Data supplied
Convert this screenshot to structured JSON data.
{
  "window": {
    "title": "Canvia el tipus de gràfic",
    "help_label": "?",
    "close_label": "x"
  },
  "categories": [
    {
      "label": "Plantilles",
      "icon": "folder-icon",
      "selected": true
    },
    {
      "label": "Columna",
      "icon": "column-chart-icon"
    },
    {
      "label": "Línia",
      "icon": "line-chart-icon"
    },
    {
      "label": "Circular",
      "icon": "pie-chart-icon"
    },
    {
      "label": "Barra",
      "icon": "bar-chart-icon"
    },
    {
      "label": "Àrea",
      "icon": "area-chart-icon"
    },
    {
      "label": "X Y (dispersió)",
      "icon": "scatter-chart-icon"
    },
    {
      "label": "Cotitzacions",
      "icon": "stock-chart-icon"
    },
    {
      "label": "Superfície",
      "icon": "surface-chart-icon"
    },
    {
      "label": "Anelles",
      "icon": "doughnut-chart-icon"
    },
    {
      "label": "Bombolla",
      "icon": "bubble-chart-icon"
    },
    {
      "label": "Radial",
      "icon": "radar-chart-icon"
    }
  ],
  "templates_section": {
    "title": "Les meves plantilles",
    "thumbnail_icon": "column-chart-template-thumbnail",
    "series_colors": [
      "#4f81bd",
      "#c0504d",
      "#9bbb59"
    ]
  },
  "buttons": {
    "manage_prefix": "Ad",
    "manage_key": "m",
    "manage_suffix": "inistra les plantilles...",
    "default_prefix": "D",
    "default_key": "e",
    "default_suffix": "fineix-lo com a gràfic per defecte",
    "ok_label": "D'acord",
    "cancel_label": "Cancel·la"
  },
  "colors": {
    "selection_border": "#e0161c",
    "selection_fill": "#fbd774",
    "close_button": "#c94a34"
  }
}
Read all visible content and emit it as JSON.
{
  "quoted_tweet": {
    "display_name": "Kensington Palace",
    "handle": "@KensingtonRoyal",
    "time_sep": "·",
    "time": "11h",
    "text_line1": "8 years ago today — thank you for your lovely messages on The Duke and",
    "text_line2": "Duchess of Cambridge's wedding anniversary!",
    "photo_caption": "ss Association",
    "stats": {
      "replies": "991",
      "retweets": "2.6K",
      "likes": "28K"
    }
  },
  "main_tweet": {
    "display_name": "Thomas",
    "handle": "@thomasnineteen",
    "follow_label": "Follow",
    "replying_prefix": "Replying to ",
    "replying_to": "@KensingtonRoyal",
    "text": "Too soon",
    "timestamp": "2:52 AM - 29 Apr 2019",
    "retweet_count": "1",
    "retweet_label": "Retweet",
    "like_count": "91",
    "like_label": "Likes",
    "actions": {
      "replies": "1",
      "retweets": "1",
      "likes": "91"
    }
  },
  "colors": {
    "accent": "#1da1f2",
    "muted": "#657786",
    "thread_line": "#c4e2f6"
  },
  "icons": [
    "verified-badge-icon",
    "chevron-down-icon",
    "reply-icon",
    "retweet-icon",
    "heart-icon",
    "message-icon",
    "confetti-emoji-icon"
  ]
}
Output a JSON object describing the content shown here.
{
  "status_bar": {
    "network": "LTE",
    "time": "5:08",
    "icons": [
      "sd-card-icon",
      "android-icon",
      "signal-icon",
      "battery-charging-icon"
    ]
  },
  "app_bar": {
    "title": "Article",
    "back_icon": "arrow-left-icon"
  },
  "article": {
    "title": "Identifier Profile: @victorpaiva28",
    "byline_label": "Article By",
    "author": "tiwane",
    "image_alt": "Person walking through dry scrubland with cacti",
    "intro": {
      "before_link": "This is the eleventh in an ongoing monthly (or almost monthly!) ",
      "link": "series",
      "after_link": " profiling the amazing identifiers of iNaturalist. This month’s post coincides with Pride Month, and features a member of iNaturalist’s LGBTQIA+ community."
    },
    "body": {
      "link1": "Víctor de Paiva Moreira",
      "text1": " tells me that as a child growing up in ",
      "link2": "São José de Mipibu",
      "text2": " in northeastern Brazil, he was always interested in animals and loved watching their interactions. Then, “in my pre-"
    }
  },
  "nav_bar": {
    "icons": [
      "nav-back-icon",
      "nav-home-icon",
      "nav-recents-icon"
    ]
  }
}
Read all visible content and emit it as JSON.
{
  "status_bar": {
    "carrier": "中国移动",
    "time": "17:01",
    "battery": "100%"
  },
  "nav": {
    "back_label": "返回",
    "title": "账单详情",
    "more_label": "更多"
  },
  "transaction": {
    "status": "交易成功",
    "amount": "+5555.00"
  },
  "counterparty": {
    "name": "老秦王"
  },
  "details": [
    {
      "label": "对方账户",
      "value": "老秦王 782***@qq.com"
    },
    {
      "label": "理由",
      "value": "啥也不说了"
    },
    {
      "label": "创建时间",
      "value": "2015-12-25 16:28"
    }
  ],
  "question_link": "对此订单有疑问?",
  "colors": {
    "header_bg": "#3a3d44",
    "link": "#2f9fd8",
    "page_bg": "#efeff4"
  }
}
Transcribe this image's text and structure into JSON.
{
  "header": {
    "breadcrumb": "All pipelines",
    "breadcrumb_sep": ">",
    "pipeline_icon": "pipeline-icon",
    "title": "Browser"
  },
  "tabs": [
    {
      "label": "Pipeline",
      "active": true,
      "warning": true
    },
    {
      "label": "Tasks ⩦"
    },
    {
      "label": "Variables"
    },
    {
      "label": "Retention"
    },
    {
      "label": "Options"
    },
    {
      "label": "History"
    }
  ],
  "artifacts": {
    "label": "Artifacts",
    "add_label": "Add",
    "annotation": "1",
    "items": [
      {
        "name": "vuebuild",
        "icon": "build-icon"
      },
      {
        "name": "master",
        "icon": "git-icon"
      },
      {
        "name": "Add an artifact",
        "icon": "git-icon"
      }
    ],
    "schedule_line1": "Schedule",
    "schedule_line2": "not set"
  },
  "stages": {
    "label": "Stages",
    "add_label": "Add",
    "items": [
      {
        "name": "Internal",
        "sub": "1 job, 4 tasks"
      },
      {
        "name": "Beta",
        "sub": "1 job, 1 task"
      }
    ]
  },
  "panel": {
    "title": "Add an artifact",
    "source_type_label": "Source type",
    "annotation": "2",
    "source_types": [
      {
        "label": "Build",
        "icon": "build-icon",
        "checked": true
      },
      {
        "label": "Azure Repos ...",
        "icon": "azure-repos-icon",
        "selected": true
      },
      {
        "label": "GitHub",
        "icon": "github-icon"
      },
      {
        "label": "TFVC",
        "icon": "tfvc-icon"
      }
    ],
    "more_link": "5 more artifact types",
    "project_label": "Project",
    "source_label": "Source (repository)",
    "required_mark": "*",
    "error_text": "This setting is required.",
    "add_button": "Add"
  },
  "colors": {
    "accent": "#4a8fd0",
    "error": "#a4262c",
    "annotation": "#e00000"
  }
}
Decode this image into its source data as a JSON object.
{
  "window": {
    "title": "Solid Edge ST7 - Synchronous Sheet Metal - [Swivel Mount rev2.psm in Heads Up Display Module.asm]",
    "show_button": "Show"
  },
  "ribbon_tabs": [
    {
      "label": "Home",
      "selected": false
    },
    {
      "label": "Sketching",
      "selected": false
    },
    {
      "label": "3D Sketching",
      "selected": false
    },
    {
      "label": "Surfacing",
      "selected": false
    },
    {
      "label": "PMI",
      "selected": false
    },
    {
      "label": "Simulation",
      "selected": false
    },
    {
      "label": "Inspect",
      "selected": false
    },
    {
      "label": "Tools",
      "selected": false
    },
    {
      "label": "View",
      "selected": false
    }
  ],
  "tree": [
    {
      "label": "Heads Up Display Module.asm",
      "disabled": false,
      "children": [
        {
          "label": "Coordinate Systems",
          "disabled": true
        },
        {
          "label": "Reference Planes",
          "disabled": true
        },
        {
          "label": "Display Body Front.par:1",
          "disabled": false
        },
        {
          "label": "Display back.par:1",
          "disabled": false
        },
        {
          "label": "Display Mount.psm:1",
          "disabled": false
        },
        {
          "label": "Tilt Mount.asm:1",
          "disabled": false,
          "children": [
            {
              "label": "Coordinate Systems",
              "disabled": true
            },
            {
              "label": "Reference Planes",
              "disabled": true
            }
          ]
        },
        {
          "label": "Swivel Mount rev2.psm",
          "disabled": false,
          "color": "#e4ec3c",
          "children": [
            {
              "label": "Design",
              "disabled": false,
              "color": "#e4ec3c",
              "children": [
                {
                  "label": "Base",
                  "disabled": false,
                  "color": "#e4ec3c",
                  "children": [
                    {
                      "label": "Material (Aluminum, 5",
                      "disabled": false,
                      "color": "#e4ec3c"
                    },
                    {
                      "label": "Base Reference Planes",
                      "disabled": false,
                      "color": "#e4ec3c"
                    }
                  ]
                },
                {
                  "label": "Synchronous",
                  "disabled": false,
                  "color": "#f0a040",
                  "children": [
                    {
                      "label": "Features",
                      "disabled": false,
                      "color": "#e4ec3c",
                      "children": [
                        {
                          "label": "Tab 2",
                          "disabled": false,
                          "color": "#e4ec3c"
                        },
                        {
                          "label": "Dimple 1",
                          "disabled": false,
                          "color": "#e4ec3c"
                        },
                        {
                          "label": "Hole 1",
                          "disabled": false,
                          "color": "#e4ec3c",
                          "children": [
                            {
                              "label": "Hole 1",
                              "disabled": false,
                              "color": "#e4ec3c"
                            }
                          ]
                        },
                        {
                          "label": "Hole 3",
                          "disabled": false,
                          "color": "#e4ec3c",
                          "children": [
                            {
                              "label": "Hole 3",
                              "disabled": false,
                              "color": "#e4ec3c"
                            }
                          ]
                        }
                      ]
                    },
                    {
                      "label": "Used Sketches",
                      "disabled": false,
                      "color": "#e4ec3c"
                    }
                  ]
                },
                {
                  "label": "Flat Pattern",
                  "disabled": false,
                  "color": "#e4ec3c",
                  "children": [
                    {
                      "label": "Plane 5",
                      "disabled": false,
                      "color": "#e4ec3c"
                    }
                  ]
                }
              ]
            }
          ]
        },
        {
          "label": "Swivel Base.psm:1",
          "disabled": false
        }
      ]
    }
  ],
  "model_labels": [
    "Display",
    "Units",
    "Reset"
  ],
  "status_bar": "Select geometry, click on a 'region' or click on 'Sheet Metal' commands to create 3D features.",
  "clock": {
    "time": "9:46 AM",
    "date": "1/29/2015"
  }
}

Task
Show each line in the entries that holds the string "Sheet".

Reply to the exercise
    "title": "Solid Edge ST7 - Synchronous Sheet Metal - [Swivel Mount rev2.psm in Heads Up Display Module.asm]",
  "status_bar": "Select geometry, click on a 'region' or click on 'Sheet Metal' commands to create 3D features.",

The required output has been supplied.